■ Given request ■
Copy out, character for character, the entries below from the first line through the line containing "x-axis: 2013 2016", inclusive.

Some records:
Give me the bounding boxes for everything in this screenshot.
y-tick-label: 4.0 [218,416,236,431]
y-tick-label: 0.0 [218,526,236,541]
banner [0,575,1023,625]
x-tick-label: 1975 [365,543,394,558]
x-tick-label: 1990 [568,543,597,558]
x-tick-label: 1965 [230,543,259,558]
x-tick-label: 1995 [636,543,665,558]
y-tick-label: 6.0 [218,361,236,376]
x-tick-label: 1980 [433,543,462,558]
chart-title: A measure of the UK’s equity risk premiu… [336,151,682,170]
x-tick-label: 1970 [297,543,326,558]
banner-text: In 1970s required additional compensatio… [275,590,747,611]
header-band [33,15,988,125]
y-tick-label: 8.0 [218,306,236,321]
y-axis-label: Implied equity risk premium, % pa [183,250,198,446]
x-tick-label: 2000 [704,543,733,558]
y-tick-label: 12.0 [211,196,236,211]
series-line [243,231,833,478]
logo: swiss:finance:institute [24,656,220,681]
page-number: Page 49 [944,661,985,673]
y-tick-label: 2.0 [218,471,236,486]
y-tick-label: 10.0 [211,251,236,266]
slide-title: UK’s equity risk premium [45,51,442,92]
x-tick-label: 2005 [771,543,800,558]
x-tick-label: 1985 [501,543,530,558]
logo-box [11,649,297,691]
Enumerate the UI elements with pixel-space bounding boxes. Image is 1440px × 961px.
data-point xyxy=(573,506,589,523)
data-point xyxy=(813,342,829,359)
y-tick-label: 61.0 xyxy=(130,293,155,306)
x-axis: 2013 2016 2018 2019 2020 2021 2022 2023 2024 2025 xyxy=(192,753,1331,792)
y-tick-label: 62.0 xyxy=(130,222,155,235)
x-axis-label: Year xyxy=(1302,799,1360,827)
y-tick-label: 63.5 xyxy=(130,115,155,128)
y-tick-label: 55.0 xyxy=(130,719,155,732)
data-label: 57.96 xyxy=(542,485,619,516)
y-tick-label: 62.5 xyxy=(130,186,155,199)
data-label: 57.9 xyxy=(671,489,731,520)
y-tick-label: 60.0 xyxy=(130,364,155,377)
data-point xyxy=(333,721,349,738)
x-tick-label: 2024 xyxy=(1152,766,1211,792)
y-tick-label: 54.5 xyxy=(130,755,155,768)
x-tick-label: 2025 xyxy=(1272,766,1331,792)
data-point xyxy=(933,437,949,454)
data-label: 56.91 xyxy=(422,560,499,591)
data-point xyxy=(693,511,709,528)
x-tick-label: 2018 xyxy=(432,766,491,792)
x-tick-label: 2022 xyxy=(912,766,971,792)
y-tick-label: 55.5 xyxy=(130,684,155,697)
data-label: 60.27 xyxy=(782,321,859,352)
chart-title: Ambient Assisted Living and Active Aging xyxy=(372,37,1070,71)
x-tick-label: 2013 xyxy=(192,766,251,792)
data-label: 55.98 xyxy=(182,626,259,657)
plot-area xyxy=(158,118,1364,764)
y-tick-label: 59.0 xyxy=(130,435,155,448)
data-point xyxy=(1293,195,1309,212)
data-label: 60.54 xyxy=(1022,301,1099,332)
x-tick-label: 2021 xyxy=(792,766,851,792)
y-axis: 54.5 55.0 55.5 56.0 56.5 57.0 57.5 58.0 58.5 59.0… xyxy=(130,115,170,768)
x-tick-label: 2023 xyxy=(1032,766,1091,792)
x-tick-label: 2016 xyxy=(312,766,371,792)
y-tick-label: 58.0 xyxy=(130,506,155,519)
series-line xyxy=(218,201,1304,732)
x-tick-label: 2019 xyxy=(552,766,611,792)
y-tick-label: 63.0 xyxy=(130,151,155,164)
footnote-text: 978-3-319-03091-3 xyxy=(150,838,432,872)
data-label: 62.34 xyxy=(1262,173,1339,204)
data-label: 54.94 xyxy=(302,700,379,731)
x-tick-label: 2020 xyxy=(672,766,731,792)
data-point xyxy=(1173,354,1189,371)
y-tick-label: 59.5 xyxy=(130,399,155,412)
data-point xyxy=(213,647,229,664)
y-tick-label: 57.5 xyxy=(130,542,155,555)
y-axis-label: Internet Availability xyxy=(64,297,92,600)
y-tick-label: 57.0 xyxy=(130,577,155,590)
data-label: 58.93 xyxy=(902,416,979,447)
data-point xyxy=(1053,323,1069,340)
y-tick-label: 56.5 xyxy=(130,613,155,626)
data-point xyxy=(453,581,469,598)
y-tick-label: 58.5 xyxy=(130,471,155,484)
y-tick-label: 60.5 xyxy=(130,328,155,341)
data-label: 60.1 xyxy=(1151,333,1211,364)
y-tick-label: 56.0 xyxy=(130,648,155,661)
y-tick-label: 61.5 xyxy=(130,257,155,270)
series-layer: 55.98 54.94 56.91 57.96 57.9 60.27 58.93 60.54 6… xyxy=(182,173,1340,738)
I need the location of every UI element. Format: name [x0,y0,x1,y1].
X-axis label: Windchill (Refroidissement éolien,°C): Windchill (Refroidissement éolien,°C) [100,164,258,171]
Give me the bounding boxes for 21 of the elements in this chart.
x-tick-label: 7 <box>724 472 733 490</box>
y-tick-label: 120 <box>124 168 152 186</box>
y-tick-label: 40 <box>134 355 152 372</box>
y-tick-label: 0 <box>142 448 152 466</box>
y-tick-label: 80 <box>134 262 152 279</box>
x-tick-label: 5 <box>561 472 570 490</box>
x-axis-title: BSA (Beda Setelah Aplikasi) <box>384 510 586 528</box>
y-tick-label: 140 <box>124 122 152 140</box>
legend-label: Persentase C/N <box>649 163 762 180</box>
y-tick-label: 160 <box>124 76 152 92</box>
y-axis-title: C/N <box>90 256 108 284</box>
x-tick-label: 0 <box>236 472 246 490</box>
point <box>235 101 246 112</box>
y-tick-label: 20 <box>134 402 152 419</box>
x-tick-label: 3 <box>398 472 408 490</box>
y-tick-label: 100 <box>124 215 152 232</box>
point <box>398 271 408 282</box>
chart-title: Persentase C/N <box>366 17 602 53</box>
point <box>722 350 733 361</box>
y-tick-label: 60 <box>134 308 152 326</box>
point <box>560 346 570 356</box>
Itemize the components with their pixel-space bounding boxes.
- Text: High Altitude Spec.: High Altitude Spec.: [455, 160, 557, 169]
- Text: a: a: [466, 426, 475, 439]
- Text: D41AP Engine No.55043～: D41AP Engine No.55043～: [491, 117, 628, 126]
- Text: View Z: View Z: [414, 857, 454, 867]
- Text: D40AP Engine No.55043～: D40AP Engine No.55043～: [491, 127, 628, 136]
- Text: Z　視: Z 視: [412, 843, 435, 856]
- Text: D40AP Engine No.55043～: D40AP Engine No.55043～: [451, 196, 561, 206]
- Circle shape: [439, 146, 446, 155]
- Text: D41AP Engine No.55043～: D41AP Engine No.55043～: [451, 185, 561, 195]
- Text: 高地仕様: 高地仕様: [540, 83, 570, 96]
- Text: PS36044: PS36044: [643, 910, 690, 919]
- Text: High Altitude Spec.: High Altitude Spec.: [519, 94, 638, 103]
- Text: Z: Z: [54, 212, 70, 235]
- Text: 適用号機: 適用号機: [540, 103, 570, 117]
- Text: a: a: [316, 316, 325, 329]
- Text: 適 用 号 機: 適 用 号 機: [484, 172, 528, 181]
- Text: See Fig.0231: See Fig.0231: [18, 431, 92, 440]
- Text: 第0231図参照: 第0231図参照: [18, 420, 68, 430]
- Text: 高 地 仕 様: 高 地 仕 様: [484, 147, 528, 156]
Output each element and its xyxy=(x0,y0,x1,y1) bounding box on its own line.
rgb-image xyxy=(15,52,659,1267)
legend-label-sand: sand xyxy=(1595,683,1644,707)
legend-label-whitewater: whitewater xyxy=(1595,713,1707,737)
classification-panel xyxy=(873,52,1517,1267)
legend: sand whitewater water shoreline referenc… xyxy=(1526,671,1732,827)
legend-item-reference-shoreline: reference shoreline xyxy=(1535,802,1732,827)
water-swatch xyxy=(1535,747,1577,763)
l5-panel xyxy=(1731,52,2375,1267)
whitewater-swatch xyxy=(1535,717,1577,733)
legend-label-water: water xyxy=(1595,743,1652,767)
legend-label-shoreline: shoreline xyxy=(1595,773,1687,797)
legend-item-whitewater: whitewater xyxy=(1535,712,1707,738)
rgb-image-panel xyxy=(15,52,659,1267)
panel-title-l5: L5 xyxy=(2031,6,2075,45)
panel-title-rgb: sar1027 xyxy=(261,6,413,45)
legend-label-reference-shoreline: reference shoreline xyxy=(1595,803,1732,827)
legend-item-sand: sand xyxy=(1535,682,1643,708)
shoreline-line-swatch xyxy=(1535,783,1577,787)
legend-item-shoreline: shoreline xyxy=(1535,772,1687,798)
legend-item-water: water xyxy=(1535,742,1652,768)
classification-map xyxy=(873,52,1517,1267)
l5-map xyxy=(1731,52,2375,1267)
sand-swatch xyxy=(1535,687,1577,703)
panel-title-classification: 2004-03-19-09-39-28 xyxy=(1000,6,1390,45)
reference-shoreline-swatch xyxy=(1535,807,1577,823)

■ Result below ■
Give me the bounding boxes for everything in this screenshot.
y-tick-label: 4.0 [218,416,236,431]
y-tick-label: 0.0 [218,526,236,541]
banner [0,575,1023,625]
x-tick-label: 1975 [365,543,394,558]
x-tick-label: 1990 [568,543,597,558]
x-tick-label: 1965 [230,543,259,558]
x-tick-label: 1995 [636,543,665,558]
y-tick-label: 6.0 [218,361,236,376]
x-tick-label: 1980 [433,543,462,558]
chart-title: A measure of the UK’s equity risk premiu… [336,151,682,170]
x-tick-label: 1970 [297,543,326,558]
banner-text: In 1970s required additional compensatio… [275,590,747,611]
header-band [33,15,988,125]
y-tick-label: 8.0 [218,306,236,321]
y-axis-label: Implied equity risk premium, % pa [183,250,198,446]
x-tick-label: 2000 [704,543,733,558]
y-tick-label: 12.0 [211,196,236,211]
series-line [243,231,833,478]
logo: swiss:finance:institute [24,656,220,681]
page-number: Page 49 [944,661,985,673]
y-tick-label: 2.0 [218,471,236,486]
y-tick-label: 10.0 [211,251,236,266]
slide-title: UK’s equity risk premium [45,51,442,92]
x-tick-label: 2005 [771,543,800,558]
x-tick-label: 1985 [501,543,530,558]
logo-box [11,649,297,691]
Enumerate the UI elements with pixel-space bounding boxes. Image is 1440px × 961px.
data-point xyxy=(573,506,589,523)
data-point xyxy=(813,342,829,359)
y-tick-label: 61.0 xyxy=(130,293,155,306)
x-axis: 2013 2016 2018 2019 2020 2021 2022 2023 2024 2025 xyxy=(192,753,1331,792)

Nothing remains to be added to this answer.